>>
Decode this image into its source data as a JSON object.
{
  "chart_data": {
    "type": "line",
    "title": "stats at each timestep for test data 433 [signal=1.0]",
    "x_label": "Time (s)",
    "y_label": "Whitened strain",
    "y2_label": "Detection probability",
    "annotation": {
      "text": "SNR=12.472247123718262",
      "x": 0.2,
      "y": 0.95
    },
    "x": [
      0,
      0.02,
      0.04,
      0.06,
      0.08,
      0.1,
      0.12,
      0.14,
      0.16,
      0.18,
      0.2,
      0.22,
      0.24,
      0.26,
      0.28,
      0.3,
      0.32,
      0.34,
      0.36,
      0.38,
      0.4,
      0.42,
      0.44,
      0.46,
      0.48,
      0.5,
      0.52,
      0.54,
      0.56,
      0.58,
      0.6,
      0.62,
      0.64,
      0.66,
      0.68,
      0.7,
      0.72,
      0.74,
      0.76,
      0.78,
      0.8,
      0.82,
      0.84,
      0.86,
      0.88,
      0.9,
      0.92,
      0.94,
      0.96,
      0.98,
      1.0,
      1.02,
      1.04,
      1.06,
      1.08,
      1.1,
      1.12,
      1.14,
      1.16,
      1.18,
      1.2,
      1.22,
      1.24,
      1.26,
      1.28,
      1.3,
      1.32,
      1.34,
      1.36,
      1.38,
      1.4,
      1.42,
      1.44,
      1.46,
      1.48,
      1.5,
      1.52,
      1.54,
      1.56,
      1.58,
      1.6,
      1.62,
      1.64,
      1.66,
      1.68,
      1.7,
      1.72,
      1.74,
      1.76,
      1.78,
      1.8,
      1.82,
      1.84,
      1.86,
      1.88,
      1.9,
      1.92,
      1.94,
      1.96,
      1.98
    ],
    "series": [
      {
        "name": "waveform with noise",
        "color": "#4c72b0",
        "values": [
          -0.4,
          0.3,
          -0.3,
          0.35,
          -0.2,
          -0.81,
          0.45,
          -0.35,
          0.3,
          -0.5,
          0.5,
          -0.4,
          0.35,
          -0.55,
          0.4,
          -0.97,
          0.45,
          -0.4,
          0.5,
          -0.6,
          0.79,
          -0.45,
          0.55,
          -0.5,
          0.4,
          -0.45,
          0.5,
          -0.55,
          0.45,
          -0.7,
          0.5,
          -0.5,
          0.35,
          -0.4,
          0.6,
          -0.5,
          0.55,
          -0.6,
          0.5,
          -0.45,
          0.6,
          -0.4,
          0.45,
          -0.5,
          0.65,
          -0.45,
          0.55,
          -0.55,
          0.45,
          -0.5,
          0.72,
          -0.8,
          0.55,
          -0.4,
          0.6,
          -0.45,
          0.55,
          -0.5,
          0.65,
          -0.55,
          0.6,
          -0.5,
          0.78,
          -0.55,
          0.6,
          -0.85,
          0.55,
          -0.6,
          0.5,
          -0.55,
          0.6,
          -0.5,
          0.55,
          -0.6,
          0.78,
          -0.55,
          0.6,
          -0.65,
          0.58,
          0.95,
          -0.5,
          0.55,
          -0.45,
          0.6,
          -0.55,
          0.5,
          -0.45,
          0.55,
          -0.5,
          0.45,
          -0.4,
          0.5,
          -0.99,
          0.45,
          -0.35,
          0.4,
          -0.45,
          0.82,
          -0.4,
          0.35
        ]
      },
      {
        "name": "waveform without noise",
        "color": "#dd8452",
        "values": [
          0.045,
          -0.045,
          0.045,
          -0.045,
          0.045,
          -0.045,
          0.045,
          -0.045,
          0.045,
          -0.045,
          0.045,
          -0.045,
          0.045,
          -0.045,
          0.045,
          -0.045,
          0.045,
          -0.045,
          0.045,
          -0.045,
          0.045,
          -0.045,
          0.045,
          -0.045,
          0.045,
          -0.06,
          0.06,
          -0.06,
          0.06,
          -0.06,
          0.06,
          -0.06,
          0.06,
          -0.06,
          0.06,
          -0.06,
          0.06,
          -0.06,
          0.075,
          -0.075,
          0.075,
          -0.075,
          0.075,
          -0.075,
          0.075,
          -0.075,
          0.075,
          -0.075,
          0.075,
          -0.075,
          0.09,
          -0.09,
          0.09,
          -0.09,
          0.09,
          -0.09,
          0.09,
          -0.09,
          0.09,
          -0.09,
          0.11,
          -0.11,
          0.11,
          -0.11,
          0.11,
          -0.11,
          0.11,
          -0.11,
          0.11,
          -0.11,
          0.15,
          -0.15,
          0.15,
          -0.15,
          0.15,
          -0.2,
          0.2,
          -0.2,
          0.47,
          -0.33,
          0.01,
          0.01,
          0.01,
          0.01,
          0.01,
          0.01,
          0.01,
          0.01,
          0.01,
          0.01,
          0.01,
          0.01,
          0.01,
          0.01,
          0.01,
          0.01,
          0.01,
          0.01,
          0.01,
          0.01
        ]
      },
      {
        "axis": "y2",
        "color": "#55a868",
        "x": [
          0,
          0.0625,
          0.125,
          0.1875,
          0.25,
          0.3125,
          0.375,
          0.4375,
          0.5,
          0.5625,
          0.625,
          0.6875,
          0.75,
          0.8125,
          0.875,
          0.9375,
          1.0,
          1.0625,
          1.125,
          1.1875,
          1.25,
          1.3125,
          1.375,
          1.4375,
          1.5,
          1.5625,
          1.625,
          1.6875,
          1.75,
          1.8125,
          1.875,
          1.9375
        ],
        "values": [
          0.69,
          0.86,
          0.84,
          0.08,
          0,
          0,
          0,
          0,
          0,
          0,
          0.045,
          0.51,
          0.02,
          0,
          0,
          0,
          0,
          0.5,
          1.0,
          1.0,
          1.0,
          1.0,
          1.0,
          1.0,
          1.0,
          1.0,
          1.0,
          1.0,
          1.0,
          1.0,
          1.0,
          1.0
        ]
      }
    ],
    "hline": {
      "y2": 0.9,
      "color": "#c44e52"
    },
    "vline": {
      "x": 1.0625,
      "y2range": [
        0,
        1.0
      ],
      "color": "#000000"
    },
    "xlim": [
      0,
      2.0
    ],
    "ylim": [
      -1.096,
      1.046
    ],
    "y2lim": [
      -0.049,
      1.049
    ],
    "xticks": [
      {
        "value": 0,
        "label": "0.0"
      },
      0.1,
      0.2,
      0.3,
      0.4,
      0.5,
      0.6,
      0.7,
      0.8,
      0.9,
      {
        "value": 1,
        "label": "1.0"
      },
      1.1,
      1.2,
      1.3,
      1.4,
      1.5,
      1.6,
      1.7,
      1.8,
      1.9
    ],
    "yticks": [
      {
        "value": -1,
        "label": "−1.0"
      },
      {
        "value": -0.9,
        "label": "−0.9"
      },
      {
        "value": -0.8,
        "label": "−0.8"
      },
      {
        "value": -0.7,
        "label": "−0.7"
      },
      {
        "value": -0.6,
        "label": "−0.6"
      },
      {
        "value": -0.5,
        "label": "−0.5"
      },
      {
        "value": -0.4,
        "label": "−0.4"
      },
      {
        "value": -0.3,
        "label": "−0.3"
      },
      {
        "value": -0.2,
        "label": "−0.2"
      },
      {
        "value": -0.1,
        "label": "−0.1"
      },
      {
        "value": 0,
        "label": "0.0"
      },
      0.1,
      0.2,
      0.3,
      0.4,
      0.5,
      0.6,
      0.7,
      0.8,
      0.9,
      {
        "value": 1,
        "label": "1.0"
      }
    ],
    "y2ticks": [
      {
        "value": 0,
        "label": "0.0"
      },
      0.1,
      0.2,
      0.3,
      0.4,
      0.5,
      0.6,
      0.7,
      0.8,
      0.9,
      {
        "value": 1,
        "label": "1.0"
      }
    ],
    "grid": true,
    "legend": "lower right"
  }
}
<<
### What you will do:
Copy out the full listing exactly.

### Answer to this task:
Decode this image into its source data as a JSON object.
{
  "chart_data": {
    "type": "line",
    "title": "stats at each timestep for test data 433 [signal=1.0]",
    "x_label": "Time (s)",
    "y_label": "Whitened strain",
    "y2_label": "Detection probability",
    "annotation": {
      "text": "SNR=12.472247123718262",
      "x": 0.2,
      "y": 0.95
    },
    "x": [
      0,
      0.02,
      0.04,
      0.06,
      0.08,
      0.1,
      0.12,
      0.14,
      0.16,
      0.18,
      0.2,
      0.22,
      0.24,
      0.26,
      0.28,
      0.3,
      0.32,
      0.34,
      0.36,
      0.38,
      0.4,
      0.42,
      0.44,
      0.46,
      0.48,
      0.5,
      0.52,
      0.54,
      0.56,
      0.58,
      0.6,
      0.62,
      0.64,
      0.66,
      0.68,
      0.7,
      0.72,
      0.74,
      0.76,
      0.78,
      0.8,
      0.82,
      0.84,
      0.86,
      0.88,
      0.9,
      0.92,
      0.94,
      0.96,
      0.98,
      1.0,
      1.02,
      1.04,
      1.06,
      1.08,
      1.1,
      1.12,
      1.14,
      1.16,
      1.18,
      1.2,
      1.22,
      1.24,
      1.26,
      1.28,
      1.3,
      1.32,
      1.34,
      1.36,
      1.38,
      1.4,
      1.42,
      1.44,
      1.46,
      1.48,
      1.5,
      1.52,
      1.54,
      1.56,
      1.58,
      1.6,
      1.62,
      1.64,
      1.66,
      1.68,
      1.7,
      1.72,
      1.74,
      1.76,
      1.78,
      1.8,
      1.82,
      1.84,
      1.86,
      1.88,
      1.9,
      1.92,
      1.94,
      1.96,
      1.98
    ],
    "series": [
      {
        "name": "waveform with noise",
        "color": "#4c72b0",
        "values": [
          -0.4,
          0.3,
          -0.3,
          0.35,
          -0.2,
          -0.81,
          0.45,
          -0.35,
          0.3,
          -0.5,
          0.5,
          -0.4,
          0.35,
          -0.55,
          0.4,
          -0.97,
          0.45,
          -0.4,
          0.5,
          -0.6,
          0.79,
          -0.45,
          0.55,
          -0.5,
          0.4,
          -0.45,
          0.5,
          -0.55,
          0.45,
          -0.7,
          0.5,
          -0.5,
          0.35,
          -0.4,
          0.6,
          -0.5,
          0.55,
          -0.6,
          0.5,
          -0.45,
          0.6,
          -0.4,
          0.45,
          -0.5,
          0.65,
          -0.45,
          0.55,
          -0.55,
          0.45,
          -0.5,
          0.72,
          -0.8,
          0.55,
          -0.4,
          0.6,
          -0.45,
          0.55,
          -0.5,
          0.65,
          -0.55,
          0.6,
          -0.5,
          0.78,
          -0.55,
          0.6,
          -0.85,
          0.55,
          -0.6,
          0.5,
          -0.55,
          0.6,
          -0.5,
          0.55,
          -0.6,
          0.78,
          -0.55,
          0.6,
          -0.65,
          0.58,
          0.95,
          -0.5,
          0.55,
          -0.45,
          0.6,
          -0.55,
          0.5,
          -0.45,
          0.55,
          -0.5,
          0.45,
          -0.4,
          0.5,
          -0.99,
          0.45,
          -0.35,
          0.4,
          -0.45,
          0.82,
          -0.4,
          0.35
        ]
      },
      {
        "name": "waveform without noise",
        "color": "#dd8452",
        "values": [
          0.045,
          -0.045,
          0.045,
          -0.045,
          0.045,
          -0.045,
          0.045,
          -0.045,
          0.045,
          -0.045,
          0.045,
          -0.045,
          0.045,
          -0.045,
          0.045,
          -0.045,
          0.045,
          -0.045,
          0.045,
          -0.045,
          0.045,
          -0.045,
          0.045,
          -0.045,
          0.045,
          -0.06,
          0.06,
          -0.06,
          0.06,
          -0.06,
          0.06,
          -0.06,
          0.06,
          -0.06,
          0.06,
          -0.06,
          0.06,
          -0.06,
          0.075,
          -0.075,
          0.075,
          -0.075,
          0.075,
          -0.075,
          0.075,
          -0.075,
          0.075,
          -0.075,
          0.075,
          -0.075,
          0.09,
          -0.09,
          0.09,
          -0.09,
          0.09,
          -0.09,
          0.09,
          -0.09,
          0.09,
          -0.09,
          0.11,
          -0.11,
          0.11,
          -0.11,
          0.11,
          -0.11,
          0.11,
          -0.11,
          0.11,
          -0.11,
          0.15,
          -0.15,
          0.15,
          -0.15,
          0.15,
          -0.2,
          0.2,
          -0.2,
          0.47,
          -0.33,
          0.01,
          0.01,
          0.01,
          0.01,
          0.01,
          0.01,
          0.01,
          0.01,
          0.01,
          0.01,
          0.01,
          0.01,
          0.01,
          0.01,
          0.01,
          0.01,
          0.01,
          0.01,
          0.01,
          0.01
        ]
      },
      {
        "axis": "y2",
        "color": "#55a868",
        "x": [
          0,
          0.0625,
          0.125,
          0.1875,
          0.25,
          0.3125,
          0.375,
          0.4375,
          0.5,
          0.5625,
          0.625,
          0.6875,
          0.75,
          0.8125,
          0.875,
          0.9375,
          1.0,
          1.0625,
          1.125,
          1.1875,
          1.25,
          1.3125,
          1.375,
          1.4375,
          1.5,
          1.5625,
          1.625,
          1.6875,
          1.75,
          1.8125,
          1.875,
          1.9375
        ],
        "values": [
          0.69,
          0.86,
          0.84,
          0.08,
          0,
          0,
          0,
          0,
          0,
          0,
          0.045,
          0.51,
          0.02,
          0,
          0,
          0,
          0,
          0.5,
          1.0,
          1.0,
          1.0,
          1.0,
          1.0,
          1.0,
          1.0,
          1.0,
          1.0,
          1.0,
          1.0,
          1.0,
          1.0,
          1.0
        ]
      }
    ],
    "hline": {
      "y2": 0.9,
      "color": "#c44e52"
    },
    "vline": {
      "x": 1.0625,
      "y2range": [
        0,
        1.0
      ],
      "color": "#000000"
    },
    "xlim": [
      0,
      2.0
    ],
    "ylim": [
      -1.096,
      1.046
    ],
    "y2lim": [
      -0.049,
      1.049
    ],
    "xticks": [
      {
        "value": 0,
        "label": "0.0"
      },
      0.1,
      0.2,
      0.3,
      0.4,
      0.5,
      0.6,
      0.7,
      0.8,
      0.9,
      {
        "value": 1,
        "label": "1.0"
      },
      1.1,
      1.2,
      1.3,
      1.4,
      1.5,
      1.6,
      1.7,
      1.8,
      1.9
    ],
    "yticks": [
      {
        "value": -1,
        "label": "−1.0"
      },
      {
        "value": -0.9,
        "label": "−0.9"
      },
      {
        "value": -0.8,
        "label": "−0.8"
      },
      {
        "value": -0.7,
        "label": "−0.7"
      },
      {
        "value": -0.6,
        "label": "−0.6"
      },
      {
        "value": -0.5,
        "label": "−0.5"
      },
      {
        "value": -0.4,
        "label": "−0.4"
      },
      {
        "value": -0.3,
        "label": "−0.3"
      },
      {
        "value": -0.2,
        "label": "−0.2"
      },
      {
        "value": -0.1,
        "label": "−0.1"
      },
      {
        "value": 0,
        "label": "0.0"
      },
      0.1,
      0.2,
      0.3,
      0.4,
      0.5,
      0.6,
      0.7,
      0.8,
      0.9,
      {
        "value": 1,
        "label": "1.0"
      }
    ],
    "y2ticks": [
      {
        "value": 0,
        "label": "0.0"
      },
      0.1,
      0.2,
      0.3,
      0.4,
      0.5,
      0.6,
      0.7,
      0.8,
      0.9,
      {
        "value": 1,
        "label": "1.0"
      }
    ],
    "grid": true,
    "legend": "lower right"
  }
}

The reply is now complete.